Your goal.
Copy each line that has the string "JSON" somewhere in it.

::::

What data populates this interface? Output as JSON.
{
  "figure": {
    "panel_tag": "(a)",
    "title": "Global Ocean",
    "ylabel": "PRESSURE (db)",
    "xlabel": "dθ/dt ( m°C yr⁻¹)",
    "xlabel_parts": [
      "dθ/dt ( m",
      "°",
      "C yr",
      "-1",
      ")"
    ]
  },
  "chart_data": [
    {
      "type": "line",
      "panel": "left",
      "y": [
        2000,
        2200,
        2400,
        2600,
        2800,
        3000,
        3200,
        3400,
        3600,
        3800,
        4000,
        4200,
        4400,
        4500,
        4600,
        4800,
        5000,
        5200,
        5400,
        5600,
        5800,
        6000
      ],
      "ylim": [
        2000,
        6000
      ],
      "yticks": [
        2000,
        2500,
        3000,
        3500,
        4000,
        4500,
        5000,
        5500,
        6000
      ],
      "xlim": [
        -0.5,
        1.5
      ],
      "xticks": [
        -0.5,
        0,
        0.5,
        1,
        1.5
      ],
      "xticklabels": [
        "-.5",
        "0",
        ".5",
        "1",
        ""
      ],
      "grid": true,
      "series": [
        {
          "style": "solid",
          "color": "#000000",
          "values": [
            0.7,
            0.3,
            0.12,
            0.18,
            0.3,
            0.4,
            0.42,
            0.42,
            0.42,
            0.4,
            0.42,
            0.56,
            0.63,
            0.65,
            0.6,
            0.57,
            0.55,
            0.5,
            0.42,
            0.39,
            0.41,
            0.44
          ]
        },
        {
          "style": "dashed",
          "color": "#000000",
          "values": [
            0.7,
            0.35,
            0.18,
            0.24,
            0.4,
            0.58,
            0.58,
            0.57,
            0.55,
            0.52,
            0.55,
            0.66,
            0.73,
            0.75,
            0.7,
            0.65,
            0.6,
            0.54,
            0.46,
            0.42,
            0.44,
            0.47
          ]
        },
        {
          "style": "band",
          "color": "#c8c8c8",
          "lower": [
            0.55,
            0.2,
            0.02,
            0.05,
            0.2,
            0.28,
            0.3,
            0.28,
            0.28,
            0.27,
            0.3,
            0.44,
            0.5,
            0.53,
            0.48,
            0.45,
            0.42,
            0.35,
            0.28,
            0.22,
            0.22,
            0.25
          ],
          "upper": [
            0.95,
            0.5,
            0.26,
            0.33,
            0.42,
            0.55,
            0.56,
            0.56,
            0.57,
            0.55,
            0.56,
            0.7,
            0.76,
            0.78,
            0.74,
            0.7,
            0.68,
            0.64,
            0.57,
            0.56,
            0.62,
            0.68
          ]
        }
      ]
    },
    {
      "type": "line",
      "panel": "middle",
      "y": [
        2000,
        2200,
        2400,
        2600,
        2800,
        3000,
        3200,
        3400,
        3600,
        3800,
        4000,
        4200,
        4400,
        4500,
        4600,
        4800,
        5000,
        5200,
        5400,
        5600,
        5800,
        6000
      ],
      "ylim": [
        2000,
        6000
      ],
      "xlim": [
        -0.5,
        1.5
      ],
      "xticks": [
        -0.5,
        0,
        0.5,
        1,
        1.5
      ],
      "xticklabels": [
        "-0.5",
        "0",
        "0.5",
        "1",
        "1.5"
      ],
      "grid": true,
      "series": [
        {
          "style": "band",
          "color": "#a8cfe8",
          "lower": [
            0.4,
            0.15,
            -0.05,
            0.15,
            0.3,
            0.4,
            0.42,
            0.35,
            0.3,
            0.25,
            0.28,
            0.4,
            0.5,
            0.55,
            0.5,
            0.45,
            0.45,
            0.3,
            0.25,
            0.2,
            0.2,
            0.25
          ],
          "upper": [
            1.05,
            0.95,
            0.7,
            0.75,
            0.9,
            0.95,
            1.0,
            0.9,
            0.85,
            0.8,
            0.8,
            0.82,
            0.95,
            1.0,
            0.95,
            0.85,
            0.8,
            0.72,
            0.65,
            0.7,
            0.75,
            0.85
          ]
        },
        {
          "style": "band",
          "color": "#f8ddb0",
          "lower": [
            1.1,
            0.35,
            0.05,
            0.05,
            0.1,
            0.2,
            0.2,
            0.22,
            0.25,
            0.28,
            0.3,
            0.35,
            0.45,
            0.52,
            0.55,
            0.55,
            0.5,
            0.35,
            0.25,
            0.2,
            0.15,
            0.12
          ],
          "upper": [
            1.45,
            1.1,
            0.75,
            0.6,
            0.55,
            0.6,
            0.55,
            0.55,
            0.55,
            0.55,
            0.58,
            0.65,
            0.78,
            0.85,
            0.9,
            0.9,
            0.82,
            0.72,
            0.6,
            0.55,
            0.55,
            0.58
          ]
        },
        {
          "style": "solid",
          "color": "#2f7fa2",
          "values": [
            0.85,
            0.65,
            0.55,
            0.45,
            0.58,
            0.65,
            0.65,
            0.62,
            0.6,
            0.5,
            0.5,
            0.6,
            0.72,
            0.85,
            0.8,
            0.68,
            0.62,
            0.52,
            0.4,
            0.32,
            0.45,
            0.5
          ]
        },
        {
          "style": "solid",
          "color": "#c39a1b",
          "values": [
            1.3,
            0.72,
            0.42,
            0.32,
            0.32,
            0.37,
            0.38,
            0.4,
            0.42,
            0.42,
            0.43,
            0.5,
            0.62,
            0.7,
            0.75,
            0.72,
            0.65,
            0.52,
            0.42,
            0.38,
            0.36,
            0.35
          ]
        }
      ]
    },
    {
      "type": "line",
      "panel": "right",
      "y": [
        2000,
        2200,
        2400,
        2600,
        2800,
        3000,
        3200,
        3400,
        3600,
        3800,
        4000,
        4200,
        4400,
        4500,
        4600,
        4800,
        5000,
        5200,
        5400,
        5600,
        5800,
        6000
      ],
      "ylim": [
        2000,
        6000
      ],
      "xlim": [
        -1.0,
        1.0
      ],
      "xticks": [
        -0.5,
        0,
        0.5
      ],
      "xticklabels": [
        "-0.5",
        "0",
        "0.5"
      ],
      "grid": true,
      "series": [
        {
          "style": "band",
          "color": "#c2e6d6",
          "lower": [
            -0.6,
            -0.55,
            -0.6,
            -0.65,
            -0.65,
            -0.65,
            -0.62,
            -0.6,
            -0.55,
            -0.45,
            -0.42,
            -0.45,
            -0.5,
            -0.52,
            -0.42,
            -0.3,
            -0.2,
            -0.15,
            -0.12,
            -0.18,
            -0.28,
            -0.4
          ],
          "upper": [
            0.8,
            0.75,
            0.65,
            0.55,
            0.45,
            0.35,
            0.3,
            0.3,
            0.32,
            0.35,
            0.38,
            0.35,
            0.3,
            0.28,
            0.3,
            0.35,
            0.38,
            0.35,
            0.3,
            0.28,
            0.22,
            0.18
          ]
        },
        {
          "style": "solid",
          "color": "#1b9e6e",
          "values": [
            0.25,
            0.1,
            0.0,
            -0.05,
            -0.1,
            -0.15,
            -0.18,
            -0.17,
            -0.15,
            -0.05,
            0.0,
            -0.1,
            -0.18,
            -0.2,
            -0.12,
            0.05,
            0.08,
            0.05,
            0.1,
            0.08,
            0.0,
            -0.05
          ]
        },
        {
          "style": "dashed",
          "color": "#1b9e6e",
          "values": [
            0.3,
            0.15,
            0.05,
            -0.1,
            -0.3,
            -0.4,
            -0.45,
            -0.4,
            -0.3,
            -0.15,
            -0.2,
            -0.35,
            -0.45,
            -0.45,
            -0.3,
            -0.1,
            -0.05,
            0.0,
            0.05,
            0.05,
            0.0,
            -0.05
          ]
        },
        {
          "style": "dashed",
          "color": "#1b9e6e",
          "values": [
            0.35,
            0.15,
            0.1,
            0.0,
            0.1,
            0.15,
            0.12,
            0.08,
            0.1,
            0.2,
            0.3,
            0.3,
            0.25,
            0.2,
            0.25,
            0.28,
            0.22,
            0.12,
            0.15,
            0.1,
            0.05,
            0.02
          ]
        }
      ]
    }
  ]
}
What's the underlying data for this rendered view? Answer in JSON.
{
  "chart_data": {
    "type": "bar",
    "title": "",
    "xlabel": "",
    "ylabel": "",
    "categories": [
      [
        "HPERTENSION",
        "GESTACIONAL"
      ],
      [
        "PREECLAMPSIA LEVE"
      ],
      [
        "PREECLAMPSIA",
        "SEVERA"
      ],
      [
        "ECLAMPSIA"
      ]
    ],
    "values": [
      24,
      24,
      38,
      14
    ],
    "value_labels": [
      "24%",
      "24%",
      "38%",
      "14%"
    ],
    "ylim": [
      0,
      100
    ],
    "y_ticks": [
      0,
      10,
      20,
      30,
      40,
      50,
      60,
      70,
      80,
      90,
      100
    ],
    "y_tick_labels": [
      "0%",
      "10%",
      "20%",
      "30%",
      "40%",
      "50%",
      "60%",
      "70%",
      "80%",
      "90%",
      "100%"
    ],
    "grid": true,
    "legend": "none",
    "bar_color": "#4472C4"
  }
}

::::

Answer for the task.
What data populates this interface? Output as JSON.
What's the underlying data for this rendered view? Answer in JSON.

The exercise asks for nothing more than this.